Only a number is expected: how many lines in these records mention the word "format"?

---------- DATASET ENTRIES

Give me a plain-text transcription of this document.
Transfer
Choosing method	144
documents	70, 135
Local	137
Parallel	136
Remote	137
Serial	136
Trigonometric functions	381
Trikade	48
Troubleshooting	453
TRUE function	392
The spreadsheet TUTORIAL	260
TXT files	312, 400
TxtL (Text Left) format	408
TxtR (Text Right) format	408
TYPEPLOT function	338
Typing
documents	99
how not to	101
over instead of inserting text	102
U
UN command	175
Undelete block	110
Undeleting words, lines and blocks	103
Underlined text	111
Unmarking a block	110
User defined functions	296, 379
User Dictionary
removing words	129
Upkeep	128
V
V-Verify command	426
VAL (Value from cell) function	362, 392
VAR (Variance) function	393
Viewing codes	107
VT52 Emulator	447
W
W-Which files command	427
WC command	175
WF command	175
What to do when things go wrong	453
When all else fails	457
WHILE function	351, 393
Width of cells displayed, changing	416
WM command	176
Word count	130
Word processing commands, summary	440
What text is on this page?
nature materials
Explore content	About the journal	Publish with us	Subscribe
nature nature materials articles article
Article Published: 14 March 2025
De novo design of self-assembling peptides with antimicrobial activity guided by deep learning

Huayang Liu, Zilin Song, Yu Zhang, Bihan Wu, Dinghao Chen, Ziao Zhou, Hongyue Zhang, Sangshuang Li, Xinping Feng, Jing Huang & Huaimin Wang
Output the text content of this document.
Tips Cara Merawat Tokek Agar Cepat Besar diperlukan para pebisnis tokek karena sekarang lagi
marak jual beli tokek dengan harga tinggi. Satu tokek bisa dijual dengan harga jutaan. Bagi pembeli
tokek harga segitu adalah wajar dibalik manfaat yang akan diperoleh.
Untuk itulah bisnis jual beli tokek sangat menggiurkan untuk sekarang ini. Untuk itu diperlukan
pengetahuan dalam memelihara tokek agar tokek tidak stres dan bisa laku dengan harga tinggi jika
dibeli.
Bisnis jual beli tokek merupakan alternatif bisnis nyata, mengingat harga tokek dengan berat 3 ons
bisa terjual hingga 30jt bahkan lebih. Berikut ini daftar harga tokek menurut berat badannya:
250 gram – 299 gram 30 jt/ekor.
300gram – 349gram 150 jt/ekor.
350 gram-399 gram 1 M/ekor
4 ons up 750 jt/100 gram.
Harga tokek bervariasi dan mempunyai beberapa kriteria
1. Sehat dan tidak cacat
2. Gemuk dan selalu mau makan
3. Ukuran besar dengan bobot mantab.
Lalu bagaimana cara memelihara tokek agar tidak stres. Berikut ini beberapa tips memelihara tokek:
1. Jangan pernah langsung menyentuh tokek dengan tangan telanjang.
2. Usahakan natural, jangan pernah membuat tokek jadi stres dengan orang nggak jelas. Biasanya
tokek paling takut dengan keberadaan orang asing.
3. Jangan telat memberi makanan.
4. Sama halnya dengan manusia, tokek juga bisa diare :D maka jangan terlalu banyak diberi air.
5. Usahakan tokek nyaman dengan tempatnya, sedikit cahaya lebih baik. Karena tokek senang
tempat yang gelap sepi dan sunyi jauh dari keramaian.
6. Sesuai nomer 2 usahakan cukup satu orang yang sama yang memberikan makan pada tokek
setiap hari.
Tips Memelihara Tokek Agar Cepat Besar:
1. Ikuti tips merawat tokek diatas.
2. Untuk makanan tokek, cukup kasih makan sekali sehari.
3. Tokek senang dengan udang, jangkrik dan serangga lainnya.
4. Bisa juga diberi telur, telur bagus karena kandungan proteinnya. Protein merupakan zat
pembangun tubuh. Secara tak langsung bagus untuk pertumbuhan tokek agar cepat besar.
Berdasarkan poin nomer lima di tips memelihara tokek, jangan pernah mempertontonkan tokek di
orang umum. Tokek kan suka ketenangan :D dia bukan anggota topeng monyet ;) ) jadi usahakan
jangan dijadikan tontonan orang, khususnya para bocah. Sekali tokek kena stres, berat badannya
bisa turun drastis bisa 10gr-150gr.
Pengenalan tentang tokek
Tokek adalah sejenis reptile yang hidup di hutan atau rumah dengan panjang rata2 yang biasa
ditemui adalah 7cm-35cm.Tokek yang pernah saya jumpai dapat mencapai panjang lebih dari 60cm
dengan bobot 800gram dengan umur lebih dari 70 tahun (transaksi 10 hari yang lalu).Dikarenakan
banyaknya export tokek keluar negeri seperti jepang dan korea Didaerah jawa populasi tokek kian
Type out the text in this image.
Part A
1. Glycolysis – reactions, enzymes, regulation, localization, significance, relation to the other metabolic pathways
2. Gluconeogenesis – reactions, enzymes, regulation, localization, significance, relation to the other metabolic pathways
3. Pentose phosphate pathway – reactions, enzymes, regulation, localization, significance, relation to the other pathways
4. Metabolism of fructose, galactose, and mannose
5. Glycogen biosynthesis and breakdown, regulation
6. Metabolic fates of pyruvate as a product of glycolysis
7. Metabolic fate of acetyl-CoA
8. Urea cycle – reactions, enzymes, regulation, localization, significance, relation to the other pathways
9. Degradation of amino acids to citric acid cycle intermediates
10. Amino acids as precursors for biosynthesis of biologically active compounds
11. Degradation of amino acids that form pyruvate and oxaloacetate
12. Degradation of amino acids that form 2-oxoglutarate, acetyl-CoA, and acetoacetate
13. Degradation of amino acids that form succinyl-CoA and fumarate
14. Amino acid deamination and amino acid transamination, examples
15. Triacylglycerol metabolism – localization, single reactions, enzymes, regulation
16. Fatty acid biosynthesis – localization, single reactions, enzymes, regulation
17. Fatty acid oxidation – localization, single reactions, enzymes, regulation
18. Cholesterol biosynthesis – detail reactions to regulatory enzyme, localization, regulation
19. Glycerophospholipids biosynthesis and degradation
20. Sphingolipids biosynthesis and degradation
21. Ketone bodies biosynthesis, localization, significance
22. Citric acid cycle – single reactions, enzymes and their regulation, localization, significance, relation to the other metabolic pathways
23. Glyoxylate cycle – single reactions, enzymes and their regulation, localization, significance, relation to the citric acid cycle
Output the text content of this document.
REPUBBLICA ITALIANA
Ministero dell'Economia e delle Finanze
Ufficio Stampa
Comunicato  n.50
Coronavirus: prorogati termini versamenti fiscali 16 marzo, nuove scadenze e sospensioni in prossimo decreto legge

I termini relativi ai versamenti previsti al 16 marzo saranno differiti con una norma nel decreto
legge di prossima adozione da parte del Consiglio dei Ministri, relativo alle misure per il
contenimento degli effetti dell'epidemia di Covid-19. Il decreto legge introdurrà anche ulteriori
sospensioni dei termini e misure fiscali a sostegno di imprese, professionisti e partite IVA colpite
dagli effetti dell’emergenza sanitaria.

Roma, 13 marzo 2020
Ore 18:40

--------------------

● OUTPUT BELOW
2